• [Exercise]:
Report each line of the data that includes the word "range".

• [Entries provided]:

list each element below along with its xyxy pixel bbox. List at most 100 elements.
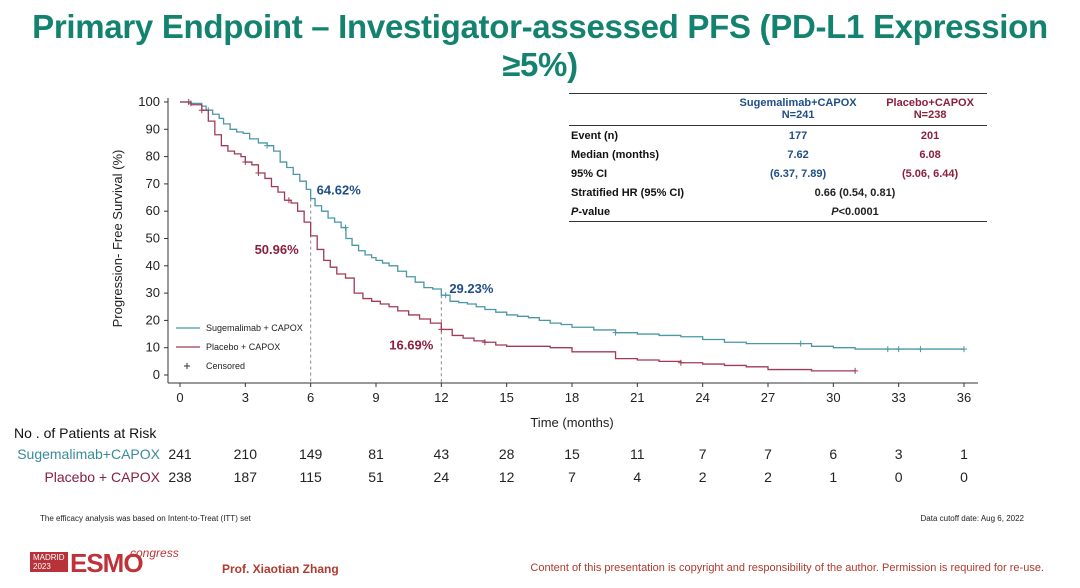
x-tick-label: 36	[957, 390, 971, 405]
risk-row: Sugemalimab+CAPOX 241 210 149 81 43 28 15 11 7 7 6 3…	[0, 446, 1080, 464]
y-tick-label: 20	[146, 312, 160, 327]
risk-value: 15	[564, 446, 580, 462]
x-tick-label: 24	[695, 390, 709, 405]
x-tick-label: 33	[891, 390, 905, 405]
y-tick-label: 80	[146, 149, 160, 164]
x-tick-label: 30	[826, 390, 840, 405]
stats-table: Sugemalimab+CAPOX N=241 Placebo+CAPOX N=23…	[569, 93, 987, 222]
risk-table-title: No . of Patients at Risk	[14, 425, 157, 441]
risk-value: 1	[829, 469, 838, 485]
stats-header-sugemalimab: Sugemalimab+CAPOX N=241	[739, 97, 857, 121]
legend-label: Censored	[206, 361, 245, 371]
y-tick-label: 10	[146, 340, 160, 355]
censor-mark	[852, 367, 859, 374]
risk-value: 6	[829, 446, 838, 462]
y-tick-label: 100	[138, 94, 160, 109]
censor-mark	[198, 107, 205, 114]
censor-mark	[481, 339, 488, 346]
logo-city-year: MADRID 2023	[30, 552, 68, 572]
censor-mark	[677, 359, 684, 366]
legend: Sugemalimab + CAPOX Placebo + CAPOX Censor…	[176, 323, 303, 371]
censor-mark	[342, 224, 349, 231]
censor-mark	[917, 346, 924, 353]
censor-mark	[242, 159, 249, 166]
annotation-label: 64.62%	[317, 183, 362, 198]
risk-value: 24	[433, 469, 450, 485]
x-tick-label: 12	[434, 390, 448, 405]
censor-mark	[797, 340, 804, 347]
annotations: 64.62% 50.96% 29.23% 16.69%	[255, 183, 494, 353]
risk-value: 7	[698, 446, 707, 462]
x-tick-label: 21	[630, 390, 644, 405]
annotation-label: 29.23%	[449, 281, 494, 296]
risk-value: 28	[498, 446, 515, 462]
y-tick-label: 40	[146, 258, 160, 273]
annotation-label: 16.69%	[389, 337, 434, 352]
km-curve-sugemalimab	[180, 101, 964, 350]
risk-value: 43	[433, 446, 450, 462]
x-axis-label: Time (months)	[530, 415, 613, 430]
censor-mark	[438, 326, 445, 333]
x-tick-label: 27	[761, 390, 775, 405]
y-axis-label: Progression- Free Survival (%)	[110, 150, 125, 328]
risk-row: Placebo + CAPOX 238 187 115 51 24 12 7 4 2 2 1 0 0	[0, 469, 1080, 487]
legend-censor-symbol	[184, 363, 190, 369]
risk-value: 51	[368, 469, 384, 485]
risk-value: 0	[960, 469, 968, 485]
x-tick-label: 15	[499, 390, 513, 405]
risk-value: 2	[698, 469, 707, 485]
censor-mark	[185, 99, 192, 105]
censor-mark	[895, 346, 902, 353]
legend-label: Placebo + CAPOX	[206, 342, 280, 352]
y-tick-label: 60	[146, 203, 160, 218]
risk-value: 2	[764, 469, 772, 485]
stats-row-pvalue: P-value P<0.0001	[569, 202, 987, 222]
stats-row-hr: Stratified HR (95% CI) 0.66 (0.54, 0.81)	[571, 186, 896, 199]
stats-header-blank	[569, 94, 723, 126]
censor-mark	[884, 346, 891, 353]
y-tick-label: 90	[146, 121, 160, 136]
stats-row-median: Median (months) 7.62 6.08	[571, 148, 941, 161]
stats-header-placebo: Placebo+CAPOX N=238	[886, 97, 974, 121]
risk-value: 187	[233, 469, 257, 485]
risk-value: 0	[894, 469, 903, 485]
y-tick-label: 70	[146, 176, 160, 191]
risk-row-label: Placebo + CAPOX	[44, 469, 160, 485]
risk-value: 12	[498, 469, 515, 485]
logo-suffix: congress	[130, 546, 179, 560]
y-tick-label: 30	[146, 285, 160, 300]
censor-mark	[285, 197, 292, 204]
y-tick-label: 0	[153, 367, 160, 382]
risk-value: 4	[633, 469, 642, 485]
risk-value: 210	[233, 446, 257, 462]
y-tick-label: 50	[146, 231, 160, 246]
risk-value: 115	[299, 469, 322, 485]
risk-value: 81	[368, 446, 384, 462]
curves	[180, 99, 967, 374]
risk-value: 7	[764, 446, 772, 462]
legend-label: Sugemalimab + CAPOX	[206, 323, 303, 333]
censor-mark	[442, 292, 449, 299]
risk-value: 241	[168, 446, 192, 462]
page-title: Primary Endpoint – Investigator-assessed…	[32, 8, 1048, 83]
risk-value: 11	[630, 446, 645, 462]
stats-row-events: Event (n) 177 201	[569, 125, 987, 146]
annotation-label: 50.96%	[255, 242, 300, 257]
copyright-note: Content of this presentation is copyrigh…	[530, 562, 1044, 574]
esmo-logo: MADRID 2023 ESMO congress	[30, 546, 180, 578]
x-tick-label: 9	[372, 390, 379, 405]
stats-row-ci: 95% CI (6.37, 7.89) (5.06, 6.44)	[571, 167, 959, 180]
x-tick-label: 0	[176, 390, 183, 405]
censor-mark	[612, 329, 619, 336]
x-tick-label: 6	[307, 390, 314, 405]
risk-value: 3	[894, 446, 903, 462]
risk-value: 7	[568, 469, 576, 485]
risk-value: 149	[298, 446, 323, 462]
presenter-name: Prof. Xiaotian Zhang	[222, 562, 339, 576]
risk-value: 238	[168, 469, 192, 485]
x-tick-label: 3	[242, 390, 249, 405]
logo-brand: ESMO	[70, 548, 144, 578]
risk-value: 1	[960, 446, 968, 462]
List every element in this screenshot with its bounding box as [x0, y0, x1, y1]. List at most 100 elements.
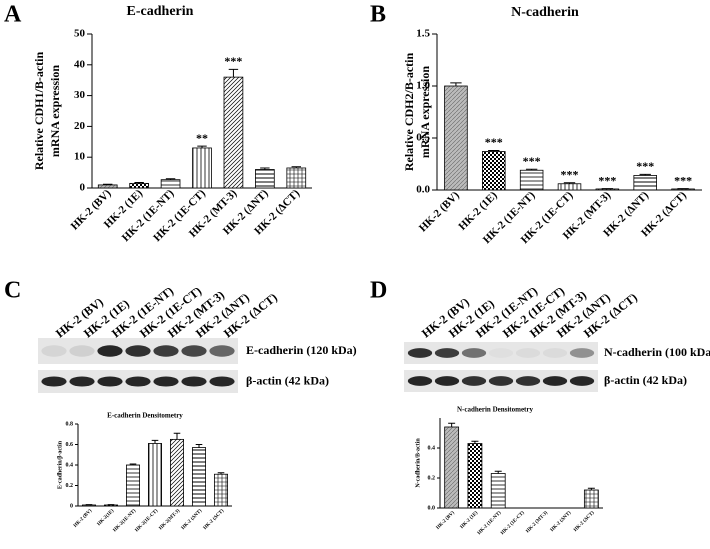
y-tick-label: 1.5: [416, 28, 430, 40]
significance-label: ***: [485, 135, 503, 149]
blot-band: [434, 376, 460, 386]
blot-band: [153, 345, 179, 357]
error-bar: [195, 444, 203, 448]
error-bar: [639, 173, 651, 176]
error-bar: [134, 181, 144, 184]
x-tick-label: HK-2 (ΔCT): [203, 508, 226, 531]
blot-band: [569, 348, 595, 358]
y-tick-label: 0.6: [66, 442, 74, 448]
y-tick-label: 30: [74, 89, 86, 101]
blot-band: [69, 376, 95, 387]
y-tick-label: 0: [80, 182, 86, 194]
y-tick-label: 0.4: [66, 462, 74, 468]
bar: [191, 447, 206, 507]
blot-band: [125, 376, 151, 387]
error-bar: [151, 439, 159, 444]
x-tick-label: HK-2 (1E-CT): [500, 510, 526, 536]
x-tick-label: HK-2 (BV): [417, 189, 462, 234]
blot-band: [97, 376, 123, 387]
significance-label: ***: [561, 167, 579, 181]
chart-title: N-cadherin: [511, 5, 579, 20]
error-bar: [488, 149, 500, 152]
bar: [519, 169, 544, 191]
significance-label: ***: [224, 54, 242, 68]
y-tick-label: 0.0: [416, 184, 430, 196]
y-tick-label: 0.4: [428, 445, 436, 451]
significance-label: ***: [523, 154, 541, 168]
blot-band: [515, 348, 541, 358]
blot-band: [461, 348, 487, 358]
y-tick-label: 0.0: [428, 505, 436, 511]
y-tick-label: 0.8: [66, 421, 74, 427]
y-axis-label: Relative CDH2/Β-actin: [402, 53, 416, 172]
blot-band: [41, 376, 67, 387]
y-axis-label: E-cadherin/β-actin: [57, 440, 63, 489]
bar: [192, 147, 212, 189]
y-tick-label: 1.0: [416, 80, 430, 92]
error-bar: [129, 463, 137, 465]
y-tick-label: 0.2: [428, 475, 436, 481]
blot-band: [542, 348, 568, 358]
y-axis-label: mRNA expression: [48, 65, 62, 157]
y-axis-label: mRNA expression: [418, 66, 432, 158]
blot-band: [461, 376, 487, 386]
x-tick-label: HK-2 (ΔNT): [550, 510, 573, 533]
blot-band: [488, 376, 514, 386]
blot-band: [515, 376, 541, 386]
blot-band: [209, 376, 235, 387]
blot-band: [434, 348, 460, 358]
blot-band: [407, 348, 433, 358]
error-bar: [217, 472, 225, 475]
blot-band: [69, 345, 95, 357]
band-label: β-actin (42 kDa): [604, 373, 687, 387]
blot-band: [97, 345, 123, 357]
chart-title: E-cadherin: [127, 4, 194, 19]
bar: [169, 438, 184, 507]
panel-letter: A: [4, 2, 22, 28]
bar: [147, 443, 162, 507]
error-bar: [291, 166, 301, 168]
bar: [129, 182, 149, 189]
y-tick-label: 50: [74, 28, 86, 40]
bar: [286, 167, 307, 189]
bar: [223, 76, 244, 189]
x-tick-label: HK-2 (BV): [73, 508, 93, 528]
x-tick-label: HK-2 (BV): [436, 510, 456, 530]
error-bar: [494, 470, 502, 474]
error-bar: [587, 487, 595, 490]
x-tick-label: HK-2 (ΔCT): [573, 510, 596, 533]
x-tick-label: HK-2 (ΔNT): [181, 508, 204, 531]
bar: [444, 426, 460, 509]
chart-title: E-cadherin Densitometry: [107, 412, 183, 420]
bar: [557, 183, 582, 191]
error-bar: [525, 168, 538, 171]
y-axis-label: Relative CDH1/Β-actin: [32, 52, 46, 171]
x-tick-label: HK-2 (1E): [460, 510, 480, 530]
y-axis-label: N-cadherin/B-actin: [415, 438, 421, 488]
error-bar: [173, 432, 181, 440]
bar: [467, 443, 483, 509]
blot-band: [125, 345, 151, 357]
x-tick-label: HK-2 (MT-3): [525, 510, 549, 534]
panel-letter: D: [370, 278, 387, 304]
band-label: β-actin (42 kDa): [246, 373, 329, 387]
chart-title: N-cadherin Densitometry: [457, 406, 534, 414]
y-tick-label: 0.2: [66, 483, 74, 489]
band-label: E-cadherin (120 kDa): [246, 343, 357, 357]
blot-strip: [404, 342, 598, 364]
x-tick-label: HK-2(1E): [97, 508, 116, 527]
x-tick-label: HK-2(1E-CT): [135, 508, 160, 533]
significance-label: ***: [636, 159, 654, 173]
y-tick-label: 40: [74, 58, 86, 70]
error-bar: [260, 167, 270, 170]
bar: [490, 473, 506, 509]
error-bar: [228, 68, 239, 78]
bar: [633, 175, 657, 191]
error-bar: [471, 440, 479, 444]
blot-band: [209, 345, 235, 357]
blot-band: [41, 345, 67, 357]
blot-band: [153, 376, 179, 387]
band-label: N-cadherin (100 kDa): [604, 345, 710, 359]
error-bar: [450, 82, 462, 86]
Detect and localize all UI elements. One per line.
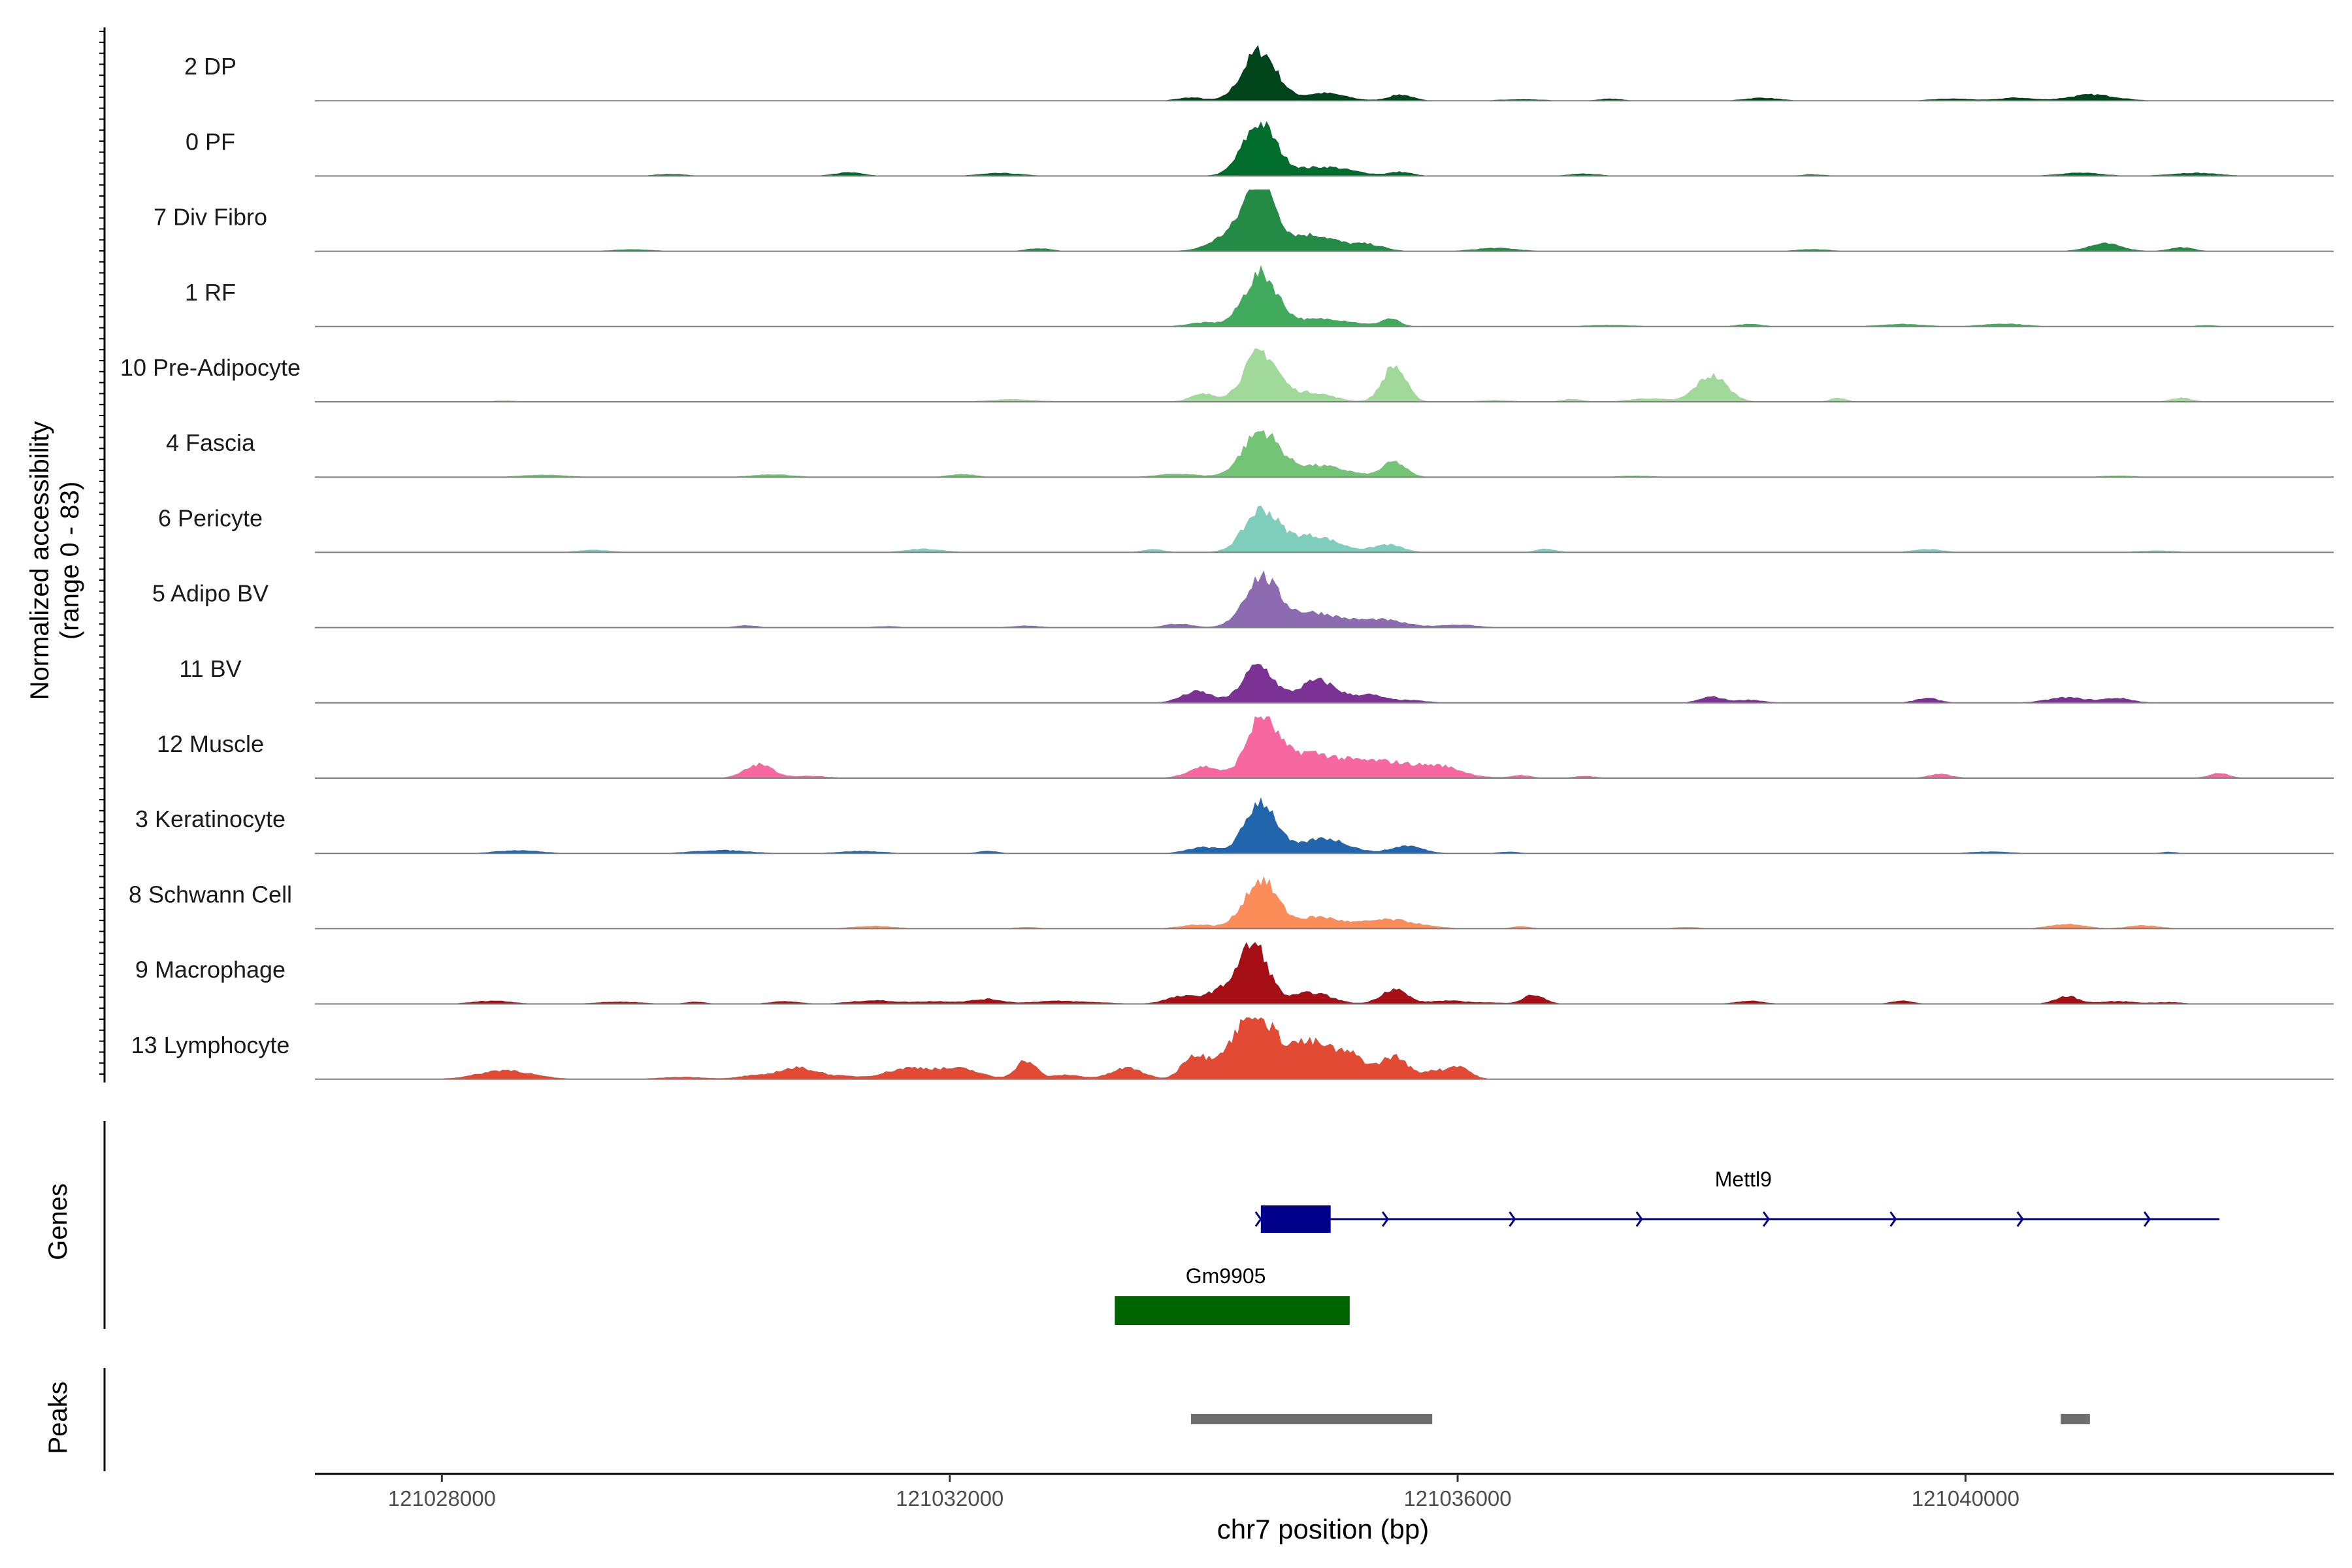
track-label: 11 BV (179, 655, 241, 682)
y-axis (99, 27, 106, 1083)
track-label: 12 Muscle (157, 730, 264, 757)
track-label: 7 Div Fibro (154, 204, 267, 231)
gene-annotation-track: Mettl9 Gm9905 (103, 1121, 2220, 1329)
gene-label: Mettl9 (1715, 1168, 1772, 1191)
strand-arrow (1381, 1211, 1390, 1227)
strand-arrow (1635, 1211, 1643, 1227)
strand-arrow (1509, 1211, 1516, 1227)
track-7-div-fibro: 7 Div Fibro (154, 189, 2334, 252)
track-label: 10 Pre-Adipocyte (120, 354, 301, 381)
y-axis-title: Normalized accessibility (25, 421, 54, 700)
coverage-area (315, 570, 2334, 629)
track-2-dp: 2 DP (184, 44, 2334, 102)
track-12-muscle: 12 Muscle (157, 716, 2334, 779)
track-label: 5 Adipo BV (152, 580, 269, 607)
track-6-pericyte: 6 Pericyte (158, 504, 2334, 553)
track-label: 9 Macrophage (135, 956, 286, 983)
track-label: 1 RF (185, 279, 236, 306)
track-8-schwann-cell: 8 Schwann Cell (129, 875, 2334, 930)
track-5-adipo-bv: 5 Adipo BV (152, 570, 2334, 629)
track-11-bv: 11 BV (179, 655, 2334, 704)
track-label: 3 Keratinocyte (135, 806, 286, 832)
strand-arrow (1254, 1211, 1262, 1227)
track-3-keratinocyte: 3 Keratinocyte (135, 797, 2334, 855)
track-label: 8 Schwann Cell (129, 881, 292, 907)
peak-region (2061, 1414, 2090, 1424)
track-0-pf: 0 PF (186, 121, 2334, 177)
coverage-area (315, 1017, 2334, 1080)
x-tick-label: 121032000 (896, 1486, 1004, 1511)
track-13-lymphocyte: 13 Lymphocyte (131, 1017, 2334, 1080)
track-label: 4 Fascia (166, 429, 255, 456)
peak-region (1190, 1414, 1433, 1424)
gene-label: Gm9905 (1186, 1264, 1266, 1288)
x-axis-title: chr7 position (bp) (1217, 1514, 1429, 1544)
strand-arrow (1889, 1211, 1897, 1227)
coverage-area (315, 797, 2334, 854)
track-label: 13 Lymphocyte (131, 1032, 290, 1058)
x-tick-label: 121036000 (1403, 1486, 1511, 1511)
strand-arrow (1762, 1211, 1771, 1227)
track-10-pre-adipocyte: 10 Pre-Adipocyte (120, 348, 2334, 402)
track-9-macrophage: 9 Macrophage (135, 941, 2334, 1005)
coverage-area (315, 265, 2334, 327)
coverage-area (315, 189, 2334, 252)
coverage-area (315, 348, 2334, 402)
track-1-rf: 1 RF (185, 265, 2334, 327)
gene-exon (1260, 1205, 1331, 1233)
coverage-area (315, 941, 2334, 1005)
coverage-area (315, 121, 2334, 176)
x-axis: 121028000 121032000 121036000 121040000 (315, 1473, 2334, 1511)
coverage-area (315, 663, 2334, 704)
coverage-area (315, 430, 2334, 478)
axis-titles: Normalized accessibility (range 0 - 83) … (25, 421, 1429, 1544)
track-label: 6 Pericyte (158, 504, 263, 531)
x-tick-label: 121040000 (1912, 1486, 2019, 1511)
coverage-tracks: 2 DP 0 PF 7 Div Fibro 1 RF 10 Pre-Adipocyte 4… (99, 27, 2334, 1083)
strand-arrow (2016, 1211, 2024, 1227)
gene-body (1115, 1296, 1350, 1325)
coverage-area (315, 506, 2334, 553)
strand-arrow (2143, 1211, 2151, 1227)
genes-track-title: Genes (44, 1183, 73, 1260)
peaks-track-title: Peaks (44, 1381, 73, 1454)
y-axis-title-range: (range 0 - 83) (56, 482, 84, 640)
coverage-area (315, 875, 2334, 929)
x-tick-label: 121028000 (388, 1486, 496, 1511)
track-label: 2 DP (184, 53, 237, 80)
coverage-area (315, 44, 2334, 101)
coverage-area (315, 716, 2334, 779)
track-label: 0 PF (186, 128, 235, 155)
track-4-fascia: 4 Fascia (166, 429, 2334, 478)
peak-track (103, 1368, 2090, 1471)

• [The completed task]:
axis-titles: Normalized accessibility (range 0 - 83) … (25, 421, 1429, 1544)
y-axis-title-range: (range 0 - 83) (56, 482, 84, 640)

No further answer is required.